引用文 »
------------------------------------------------

地力保持のために,どの程度の植物(下草)まで育成させて置くのがよいのでしょうか?

<<具体的には>>
父親が寝たきりになる10年ほど前まで管理していたヒノキ林,当時間伐された後に,常緑樹の低木(1m~3m)が生えて来ました.こうした低木は,「地力保持」のために,そのままにしておいてよいのでしょうか? 或いは,いつかの時点で伐採すべきでしょうか? ご教授願います.

A 回答 (3件)

こんばんは!



>『森林管理 地力保持に低木も必要?』
>ご教授願います.

こんばんは!
まず、結論から言うと、『換金低木』でない場合は伐採すべきと想います。
『地力保持』に必用なのは、『林床に木漏れ日が射す』事です。
それによって、『下草を適切な範囲で繁茂させ土壌生産と土壌流失を図る』事です。
詳細は後述します。

私は古生物の研究をしていますが、
その一環として、九州各地の関連地層が推測される山中に分け入り、
試料収集に並行して化石分布状況の調査をしてきました。

------------------------------------------------

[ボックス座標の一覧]
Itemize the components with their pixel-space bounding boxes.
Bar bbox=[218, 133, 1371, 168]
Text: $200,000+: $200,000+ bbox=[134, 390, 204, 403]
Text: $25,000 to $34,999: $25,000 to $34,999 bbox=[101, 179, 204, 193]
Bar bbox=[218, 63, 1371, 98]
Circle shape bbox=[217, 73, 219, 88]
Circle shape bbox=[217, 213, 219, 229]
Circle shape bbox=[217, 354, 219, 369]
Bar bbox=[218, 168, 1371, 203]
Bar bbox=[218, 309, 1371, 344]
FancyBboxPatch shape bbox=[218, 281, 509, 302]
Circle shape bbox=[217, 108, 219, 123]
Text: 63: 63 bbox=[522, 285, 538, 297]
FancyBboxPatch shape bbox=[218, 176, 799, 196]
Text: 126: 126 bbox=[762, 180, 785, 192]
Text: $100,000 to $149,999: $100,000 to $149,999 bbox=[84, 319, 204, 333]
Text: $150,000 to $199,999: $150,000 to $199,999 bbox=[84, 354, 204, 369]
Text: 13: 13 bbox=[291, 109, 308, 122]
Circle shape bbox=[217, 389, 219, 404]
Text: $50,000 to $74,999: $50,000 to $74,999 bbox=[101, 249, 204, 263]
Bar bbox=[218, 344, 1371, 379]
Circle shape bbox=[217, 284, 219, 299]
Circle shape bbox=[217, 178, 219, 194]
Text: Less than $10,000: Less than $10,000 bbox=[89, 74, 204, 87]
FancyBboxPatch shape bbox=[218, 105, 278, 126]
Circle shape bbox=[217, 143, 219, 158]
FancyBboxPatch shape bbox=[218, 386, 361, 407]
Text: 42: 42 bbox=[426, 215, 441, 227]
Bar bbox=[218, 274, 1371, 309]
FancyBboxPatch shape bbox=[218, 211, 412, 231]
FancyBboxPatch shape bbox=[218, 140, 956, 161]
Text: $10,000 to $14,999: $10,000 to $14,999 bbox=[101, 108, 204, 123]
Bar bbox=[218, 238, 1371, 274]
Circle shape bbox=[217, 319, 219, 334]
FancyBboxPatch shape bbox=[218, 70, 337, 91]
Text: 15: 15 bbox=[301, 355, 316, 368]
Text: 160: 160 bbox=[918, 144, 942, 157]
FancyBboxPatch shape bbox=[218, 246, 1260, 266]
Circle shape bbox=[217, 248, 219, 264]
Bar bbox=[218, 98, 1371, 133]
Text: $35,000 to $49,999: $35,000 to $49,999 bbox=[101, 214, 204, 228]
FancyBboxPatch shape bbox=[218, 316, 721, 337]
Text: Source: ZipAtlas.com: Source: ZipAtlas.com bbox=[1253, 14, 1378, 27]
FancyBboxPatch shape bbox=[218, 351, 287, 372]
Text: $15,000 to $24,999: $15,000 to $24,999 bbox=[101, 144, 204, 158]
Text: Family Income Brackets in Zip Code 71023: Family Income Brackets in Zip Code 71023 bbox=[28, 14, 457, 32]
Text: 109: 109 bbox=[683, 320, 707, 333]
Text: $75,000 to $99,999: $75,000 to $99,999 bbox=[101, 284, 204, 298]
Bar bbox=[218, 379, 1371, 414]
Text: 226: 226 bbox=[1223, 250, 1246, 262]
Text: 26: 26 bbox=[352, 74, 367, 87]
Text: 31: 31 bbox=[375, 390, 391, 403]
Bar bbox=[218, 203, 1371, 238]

------------------------------------------------

短い課題 »
森林の地力保持についての文章から、「まず、結論から言うと、『換金低木』でない場合は伐採すべきと想います。」から「試料収集に並行して化石分布状況の調査をしてきました。」までを、両端も含めてそのまま引用してください。

完成した解答 »
まず、結論から言うと、『換金低木』でない場合は伐採すべきと想います。
『地力保持』に必用なのは、『林床に木漏れ日が射す』事です。
それによって、『下草を適切な範囲で繁茂させ土壌生産と土壌流失を図る』事です。
詳細は後述します。

私は古生物の研究をしていますが、
その一環として、九州各地の関連地層が推測される山中に分け入り、
試料収集に並行して化石分布状況の調査をしてきました。